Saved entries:
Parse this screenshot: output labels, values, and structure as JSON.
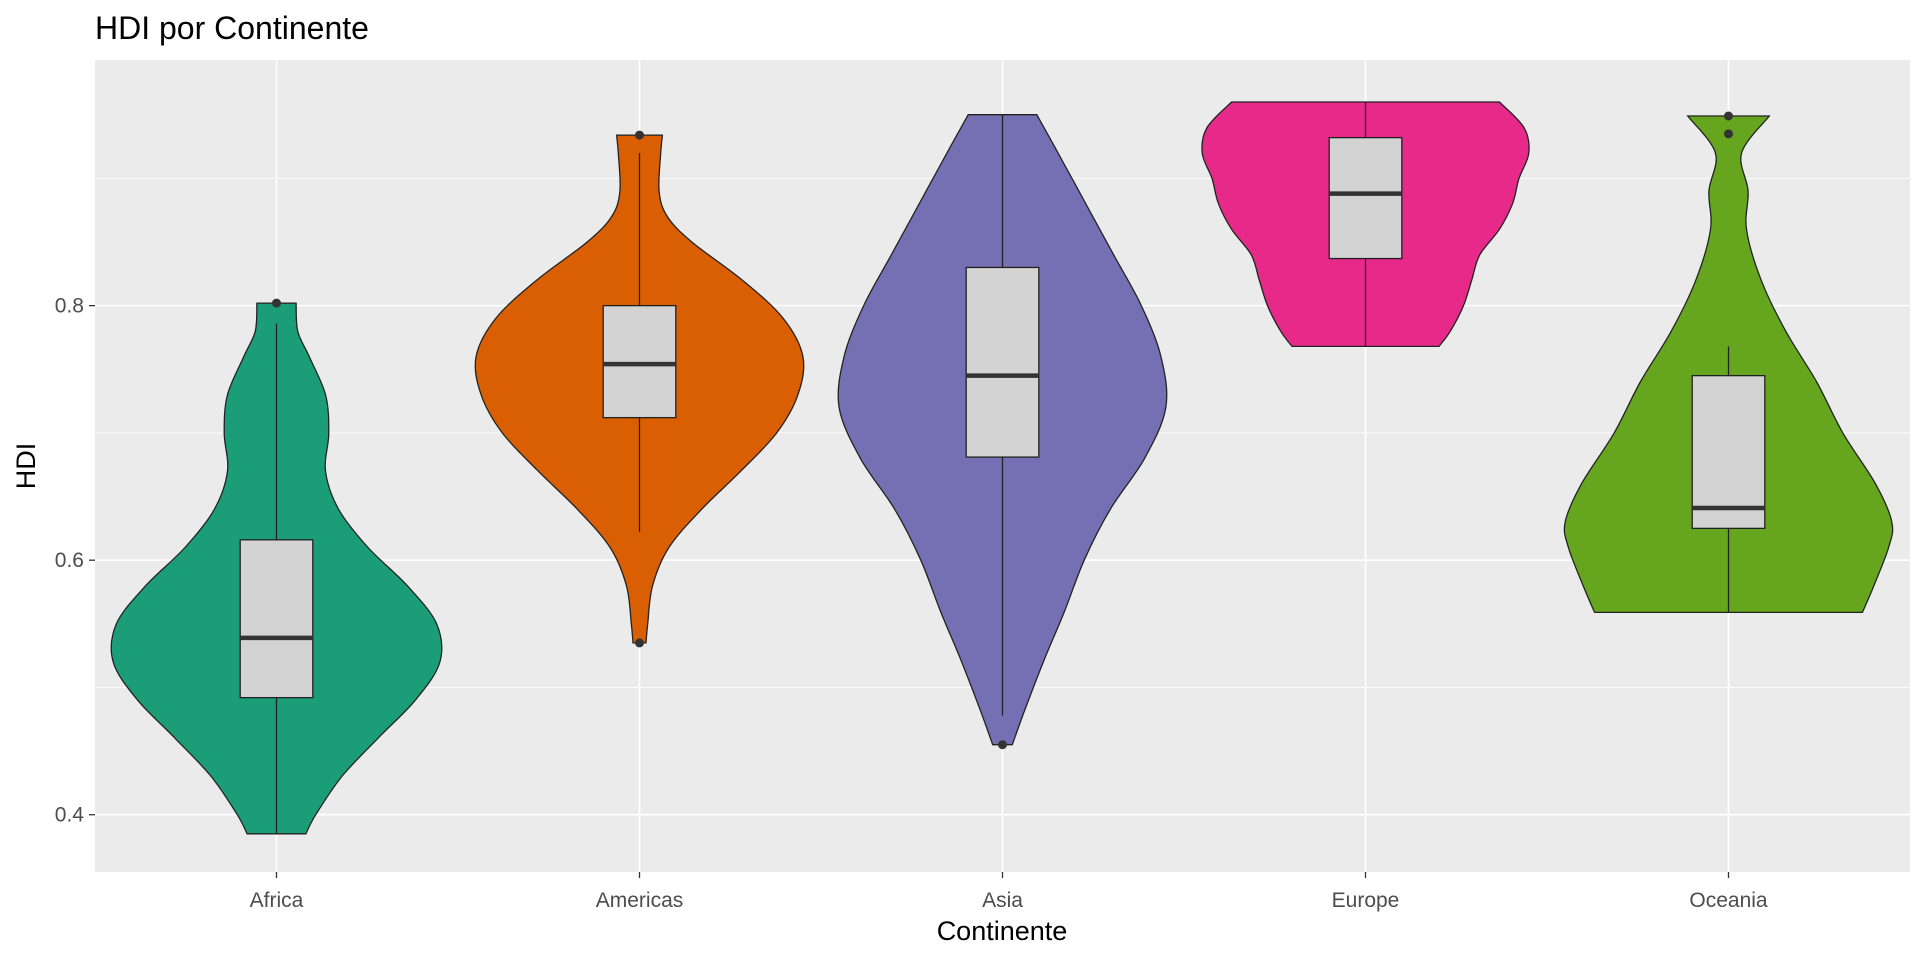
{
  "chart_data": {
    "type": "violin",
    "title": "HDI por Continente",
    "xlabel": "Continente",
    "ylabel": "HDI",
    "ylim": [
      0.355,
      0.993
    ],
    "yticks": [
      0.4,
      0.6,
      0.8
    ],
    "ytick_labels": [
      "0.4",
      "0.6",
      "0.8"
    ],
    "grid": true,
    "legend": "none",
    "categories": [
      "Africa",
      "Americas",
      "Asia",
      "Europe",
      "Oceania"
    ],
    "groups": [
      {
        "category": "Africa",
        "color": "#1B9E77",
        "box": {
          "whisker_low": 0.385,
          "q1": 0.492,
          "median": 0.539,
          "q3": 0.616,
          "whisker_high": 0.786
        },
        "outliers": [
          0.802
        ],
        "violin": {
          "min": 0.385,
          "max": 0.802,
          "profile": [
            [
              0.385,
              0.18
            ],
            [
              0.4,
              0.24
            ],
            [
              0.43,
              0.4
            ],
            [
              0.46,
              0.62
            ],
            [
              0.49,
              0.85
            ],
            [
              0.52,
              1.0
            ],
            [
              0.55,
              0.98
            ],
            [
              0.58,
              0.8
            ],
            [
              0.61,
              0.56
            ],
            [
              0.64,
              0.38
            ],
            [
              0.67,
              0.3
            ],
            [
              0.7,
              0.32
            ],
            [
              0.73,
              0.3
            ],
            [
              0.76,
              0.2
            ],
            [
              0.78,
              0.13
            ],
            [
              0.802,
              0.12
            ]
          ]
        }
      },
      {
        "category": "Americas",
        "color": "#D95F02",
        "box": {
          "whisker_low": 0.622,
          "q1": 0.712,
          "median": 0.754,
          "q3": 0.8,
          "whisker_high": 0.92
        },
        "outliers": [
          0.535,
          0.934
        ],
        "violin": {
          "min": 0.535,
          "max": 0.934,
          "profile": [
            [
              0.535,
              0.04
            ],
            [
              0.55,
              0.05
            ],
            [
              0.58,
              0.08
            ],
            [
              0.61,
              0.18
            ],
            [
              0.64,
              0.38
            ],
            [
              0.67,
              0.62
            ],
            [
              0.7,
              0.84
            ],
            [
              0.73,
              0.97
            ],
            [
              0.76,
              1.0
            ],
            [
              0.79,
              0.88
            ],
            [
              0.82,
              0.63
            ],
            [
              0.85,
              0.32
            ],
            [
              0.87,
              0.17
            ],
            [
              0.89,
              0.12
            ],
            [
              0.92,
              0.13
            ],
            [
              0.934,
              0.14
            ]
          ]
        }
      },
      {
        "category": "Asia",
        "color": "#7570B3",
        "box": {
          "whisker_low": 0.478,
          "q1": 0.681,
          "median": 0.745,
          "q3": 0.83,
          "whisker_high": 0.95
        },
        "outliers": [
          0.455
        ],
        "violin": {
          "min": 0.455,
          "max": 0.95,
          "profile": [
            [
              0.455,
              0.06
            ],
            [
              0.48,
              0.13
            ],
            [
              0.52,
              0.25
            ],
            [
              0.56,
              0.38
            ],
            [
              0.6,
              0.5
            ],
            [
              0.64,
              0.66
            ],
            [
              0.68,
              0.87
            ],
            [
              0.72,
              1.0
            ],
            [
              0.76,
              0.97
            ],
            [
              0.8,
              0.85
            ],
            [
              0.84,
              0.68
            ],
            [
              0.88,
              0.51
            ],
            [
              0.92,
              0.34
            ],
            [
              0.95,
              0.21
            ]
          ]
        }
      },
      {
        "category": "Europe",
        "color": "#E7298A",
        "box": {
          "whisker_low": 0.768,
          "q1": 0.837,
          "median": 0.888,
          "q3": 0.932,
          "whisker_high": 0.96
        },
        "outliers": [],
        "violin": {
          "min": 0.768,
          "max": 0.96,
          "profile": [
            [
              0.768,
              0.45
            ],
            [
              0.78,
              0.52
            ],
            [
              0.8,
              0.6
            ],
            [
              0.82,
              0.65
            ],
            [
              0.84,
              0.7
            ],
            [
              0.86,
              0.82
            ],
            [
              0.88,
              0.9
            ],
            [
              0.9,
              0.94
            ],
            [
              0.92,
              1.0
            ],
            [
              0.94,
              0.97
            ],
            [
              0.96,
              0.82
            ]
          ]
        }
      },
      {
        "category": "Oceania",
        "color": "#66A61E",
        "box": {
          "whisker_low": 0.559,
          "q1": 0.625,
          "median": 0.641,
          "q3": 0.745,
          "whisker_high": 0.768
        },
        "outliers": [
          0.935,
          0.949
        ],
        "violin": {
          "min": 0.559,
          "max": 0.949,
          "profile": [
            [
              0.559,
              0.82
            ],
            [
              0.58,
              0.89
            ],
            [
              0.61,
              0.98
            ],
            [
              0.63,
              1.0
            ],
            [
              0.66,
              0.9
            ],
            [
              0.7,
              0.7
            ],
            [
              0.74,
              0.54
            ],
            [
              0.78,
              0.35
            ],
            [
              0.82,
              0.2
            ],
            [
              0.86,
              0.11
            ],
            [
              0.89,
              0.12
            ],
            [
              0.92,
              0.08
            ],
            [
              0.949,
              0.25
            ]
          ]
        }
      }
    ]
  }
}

- **TASK DETAILS**
Your task is to set down the records shown above exactly, minus any pictures.

- **RESPONSE TO THIS EXERCISE**
Parse this screenshot: output labels, values, and structure as JSON.
{
  "chart_data": {
    "type": "violin",
    "title": "HDI por Continente",
    "xlabel": "Continente",
    "ylabel": "HDI",
    "ylim": [
      0.355,
      0.993
    ],
    "yticks": [
      0.4,
      0.6,
      0.8
    ],
    "ytick_labels": [
      "0.4",
      "0.6",
      "0.8"
    ],
    "grid": true,
    "legend": "none",
    "categories": [
      "Africa",
      "Americas",
      "Asia",
      "Europe",
      "Oceania"
    ],
    "groups": [
      {
        "category": "Africa",
        "color": "#1B9E77",
        "box": {
          "whisker_low": 0.385,
          "q1": 0.492,
          "median": 0.539,
          "q3": 0.616,
          "whisker_high": 0.786
        },
        "outliers": [
          0.802
        ],
        "violin": {
          "min": 0.385,
          "max": 0.802,
          "profile": [
            [
              0.385,
              0.18
            ],
            [
              0.4,
              0.24
            ],
            [
              0.43,
              0.4
            ],
            [
              0.46,
              0.62
            ],
            [
              0.49,
              0.85
            ],
            [
              0.52,
              1.0
            ],
            [
              0.55,
              0.98
            ],
            [
              0.58,
              0.8
            ],
            [
              0.61,
              0.56
            ],
            [
              0.64,
              0.38
            ],
            [
              0.67,
              0.3
            ],
            [
              0.7,
              0.32
            ],
            [
              0.73,
              0.3
            ],
            [
              0.76,
              0.2
            ],
            [
              0.78,
              0.13
            ],
            [
              0.802,
              0.12
            ]
          ]
        }
      },
      {
        "category": "Americas",
        "color": "#D95F02",
        "box": {
          "whisker_low": 0.622,
          "q1": 0.712,
          "median": 0.754,
          "q3": 0.8,
          "whisker_high": 0.92
        },
        "outliers": [
          0.535,
          0.934
        ],
        "violin": {
          "min": 0.535,
          "max": 0.934,
          "profile": [
            [
              0.535,
              0.04
            ],
            [
              0.55,
              0.05
            ],
            [
              0.58,
              0.08
            ],
            [
              0.61,
              0.18
            ],
            [
              0.64,
              0.38
            ],
            [
              0.67,
              0.62
            ],
            [
              0.7,
              0.84
            ],
            [
              0.73,
              0.97
            ],
            [
              0.76,
              1.0
            ],
            [
              0.79,
              0.88
            ],
            [
              0.82,
              0.63
            ],
            [
              0.85,
              0.32
            ],
            [
              0.87,
              0.17
            ],
            [
              0.89,
              0.12
            ],
            [
              0.92,
              0.13
            ],
            [
              0.934,
              0.14
            ]
          ]
        }
      },
      {
        "category": "Asia",
        "color": "#7570B3",
        "box": {
          "whisker_low": 0.478,
          "q1": 0.681,
          "median": 0.745,
          "q3": 0.83,
          "whisker_high": 0.95
        },
        "outliers": [
          0.455
        ],
        "violin": {
          "min": 0.455,
          "max": 0.95,
          "profile": [
            [
              0.455,
              0.06
            ],
            [
              0.48,
              0.13
            ],
            [
              0.52,
              0.25
            ],
            [
              0.56,
              0.38
            ],
            [
              0.6,
              0.5
            ],
            [
              0.64,
              0.66
            ],
            [
              0.68,
              0.87
            ],
            [
              0.72,
              1.0
            ],
            [
              0.76,
              0.97
            ],
            [
              0.8,
              0.85
            ],
            [
              0.84,
              0.68
            ],
            [
              0.88,
              0.51
            ],
            [
              0.92,
              0.34
            ],
            [
              0.95,
              0.21
            ]
          ]
        }
      },
      {
        "category": "Europe",
        "color": "#E7298A",
        "box": {
          "whisker_low": 0.768,
          "q1": 0.837,
          "median": 0.888,
          "q3": 0.932,
          "whisker_high": 0.96
        },
        "outliers": [],
        "violin": {
          "min": 0.768,
          "max": 0.96,
          "profile": [
            [
              0.768,
              0.45
            ],
            [
              0.78,
              0.52
            ],
            [
              0.8,
              0.6
            ],
            [
              0.82,
              0.65
            ],
            [
              0.84,
              0.7
            ],
            [
              0.86,
              0.82
            ],
            [
              0.88,
              0.9
            ],
            [
              0.9,
              0.94
            ],
            [
              0.92,
              1.0
            ],
            [
              0.94,
              0.97
            ],
            [
              0.96,
              0.82
            ]
          ]
        }
      },
      {
        "category": "Oceania",
        "color": "#66A61E",
        "box": {
          "whisker_low": 0.559,
          "q1": 0.625,
          "median": 0.641,
          "q3": 0.745,
          "whisker_high": 0.768
        },
        "outliers": [
          0.935,
          0.949
        ],
        "violin": {
          "min": 0.559,
          "max": 0.949,
          "profile": [
            [
              0.559,
              0.82
            ],
            [
              0.58,
              0.89
            ],
            [
              0.61,
              0.98
            ],
            [
              0.63,
              1.0
            ],
            [
              0.66,
              0.9
            ],
            [
              0.7,
              0.7
            ],
            [
              0.74,
              0.54
            ],
            [
              0.78,
              0.35
            ],
            [
              0.82,
              0.2
            ],
            [
              0.86,
              0.11
            ],
            [
              0.89,
              0.12
            ],
            [
              0.92,
              0.08
            ],
            [
              0.949,
              0.25
            ]
          ]
        }
      }
    ]
  }
}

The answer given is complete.